§ The request: Search the material below for the word "Center" and copy every line in which it occurs.

§ Data section:
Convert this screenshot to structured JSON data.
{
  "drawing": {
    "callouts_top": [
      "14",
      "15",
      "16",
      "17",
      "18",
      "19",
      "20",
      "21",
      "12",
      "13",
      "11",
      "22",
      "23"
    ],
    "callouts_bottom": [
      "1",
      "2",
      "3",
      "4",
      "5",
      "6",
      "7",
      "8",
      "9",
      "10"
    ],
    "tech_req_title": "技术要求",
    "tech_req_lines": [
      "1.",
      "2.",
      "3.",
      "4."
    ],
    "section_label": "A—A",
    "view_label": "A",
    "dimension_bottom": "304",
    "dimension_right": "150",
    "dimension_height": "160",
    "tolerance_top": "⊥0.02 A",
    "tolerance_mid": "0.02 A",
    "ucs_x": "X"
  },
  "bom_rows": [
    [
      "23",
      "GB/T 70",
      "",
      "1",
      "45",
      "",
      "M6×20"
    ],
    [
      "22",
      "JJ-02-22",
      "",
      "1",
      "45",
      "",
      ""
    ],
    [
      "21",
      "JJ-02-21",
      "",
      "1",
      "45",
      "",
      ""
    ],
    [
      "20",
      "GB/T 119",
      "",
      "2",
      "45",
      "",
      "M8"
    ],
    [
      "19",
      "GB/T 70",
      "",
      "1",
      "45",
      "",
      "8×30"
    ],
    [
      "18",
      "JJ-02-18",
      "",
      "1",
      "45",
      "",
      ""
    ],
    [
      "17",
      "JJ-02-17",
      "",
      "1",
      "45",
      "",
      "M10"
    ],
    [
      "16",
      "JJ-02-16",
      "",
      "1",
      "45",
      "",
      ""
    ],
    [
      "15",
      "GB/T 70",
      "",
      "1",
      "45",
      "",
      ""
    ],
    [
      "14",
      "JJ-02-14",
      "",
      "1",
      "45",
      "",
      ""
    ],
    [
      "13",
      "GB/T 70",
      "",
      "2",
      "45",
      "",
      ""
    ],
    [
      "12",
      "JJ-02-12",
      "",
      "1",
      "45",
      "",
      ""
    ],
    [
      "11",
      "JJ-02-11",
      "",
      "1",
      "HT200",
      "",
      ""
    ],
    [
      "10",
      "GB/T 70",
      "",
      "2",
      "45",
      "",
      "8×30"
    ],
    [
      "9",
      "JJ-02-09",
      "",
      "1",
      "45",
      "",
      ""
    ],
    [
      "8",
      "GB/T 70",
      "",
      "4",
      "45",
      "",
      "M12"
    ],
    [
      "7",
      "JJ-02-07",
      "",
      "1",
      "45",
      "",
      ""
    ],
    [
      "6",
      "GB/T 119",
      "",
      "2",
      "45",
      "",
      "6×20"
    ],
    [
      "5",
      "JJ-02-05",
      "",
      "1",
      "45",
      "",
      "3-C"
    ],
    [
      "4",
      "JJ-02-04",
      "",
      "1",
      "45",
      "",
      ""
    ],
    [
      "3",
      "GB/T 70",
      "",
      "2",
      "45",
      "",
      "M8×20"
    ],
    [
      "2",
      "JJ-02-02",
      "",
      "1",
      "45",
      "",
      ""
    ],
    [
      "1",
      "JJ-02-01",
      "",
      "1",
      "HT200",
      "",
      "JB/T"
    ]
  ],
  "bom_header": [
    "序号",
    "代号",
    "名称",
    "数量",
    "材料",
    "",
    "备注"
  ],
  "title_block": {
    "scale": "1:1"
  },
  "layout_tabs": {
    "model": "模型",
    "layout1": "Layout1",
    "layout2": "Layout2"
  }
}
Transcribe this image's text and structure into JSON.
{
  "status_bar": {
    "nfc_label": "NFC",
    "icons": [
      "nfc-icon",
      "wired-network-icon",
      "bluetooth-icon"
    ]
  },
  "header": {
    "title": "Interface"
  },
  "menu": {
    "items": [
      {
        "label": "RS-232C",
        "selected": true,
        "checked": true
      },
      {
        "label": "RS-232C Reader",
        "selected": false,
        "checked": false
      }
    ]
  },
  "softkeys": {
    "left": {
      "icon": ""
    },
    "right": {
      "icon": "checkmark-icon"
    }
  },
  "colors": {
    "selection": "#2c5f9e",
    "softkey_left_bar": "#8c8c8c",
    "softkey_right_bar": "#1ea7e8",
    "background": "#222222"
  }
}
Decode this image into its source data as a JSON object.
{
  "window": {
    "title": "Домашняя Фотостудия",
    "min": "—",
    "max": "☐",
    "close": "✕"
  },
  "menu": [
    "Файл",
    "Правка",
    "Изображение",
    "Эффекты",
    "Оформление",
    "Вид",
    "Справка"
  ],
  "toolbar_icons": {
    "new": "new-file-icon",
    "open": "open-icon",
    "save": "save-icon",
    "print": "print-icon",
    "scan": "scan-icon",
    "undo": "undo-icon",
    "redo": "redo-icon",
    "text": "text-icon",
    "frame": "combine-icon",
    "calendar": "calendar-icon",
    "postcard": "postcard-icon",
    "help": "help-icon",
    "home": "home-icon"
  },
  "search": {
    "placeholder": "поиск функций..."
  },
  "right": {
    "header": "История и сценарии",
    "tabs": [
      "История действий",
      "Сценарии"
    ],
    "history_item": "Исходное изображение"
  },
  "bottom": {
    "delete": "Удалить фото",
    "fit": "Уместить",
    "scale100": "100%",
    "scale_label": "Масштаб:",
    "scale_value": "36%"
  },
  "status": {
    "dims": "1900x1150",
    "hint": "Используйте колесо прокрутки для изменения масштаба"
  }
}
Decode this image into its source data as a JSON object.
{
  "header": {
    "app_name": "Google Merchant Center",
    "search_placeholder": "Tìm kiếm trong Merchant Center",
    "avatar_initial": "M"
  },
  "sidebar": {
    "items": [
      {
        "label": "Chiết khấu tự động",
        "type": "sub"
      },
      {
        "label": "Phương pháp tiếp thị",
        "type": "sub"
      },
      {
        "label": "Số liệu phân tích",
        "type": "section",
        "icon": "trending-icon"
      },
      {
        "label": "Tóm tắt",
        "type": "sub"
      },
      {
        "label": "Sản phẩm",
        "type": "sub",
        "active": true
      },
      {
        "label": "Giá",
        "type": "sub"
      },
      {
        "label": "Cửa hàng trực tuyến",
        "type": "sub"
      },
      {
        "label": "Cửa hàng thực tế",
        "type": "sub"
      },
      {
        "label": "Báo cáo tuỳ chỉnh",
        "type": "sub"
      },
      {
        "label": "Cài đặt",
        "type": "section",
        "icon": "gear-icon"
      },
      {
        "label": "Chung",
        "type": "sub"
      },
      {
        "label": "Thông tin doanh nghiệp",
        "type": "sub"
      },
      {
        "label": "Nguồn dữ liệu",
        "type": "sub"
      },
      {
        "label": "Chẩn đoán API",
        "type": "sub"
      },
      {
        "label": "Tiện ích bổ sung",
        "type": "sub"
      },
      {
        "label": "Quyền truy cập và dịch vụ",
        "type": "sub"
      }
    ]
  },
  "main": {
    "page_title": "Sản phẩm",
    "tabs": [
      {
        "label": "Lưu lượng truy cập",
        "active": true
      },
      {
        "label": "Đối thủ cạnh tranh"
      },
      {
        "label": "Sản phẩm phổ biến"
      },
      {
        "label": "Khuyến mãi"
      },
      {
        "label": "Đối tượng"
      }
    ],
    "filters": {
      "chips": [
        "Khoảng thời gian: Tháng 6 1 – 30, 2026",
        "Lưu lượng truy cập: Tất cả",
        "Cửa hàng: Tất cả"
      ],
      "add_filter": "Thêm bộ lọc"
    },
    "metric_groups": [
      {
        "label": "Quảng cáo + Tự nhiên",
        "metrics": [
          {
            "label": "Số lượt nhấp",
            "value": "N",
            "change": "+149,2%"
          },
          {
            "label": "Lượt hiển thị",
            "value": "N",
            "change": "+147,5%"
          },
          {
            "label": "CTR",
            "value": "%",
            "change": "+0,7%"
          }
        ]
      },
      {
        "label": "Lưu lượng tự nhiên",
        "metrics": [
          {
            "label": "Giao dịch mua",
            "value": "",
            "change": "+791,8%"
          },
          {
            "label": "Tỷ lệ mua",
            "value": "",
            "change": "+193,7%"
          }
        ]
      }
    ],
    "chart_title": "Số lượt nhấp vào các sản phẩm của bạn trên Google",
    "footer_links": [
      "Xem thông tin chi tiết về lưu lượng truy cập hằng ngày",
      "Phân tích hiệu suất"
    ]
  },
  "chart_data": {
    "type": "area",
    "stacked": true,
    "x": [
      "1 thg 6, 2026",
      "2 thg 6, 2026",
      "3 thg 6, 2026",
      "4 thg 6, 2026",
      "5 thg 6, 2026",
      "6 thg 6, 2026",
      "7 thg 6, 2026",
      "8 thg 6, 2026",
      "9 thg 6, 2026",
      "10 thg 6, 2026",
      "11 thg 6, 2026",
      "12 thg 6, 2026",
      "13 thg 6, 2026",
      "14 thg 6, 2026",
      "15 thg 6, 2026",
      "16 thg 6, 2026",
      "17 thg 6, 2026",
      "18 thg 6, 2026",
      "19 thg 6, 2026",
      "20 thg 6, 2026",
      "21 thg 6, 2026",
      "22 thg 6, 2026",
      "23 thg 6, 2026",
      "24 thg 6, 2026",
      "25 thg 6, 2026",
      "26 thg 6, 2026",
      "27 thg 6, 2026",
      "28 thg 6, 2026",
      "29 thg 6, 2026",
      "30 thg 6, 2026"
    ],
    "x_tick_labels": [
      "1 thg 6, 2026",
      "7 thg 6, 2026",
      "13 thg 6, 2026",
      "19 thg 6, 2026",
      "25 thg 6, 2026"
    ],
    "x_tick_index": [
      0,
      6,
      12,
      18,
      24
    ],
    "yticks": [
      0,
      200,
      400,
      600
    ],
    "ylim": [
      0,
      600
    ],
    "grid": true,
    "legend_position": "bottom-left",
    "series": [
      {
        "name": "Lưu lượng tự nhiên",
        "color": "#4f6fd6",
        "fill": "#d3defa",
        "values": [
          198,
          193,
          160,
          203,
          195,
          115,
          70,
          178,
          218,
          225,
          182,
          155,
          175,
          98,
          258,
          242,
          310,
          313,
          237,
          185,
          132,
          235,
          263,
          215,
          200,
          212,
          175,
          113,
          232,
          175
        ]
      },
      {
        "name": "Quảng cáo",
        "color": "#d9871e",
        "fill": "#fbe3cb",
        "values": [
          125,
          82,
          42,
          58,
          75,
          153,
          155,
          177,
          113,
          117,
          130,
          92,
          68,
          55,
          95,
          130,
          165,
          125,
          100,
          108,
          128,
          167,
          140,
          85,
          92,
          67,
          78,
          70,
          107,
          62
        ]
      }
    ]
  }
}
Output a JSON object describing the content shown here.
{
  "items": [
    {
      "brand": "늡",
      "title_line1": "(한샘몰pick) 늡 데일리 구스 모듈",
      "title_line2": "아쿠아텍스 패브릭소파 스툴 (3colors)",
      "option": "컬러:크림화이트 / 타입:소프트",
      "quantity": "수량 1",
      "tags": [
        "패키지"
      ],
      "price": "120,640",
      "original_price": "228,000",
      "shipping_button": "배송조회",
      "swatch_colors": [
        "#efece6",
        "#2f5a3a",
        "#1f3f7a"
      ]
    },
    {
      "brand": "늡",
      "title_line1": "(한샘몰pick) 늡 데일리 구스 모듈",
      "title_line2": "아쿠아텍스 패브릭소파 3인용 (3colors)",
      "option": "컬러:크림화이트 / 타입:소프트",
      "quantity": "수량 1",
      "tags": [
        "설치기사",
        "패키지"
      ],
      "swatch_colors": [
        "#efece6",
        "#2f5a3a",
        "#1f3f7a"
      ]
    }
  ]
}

§ Written reply:
    "app_name": "Google Merchant Center",
    "search_placeholder": "Tìm kiếm trong Merchant Center",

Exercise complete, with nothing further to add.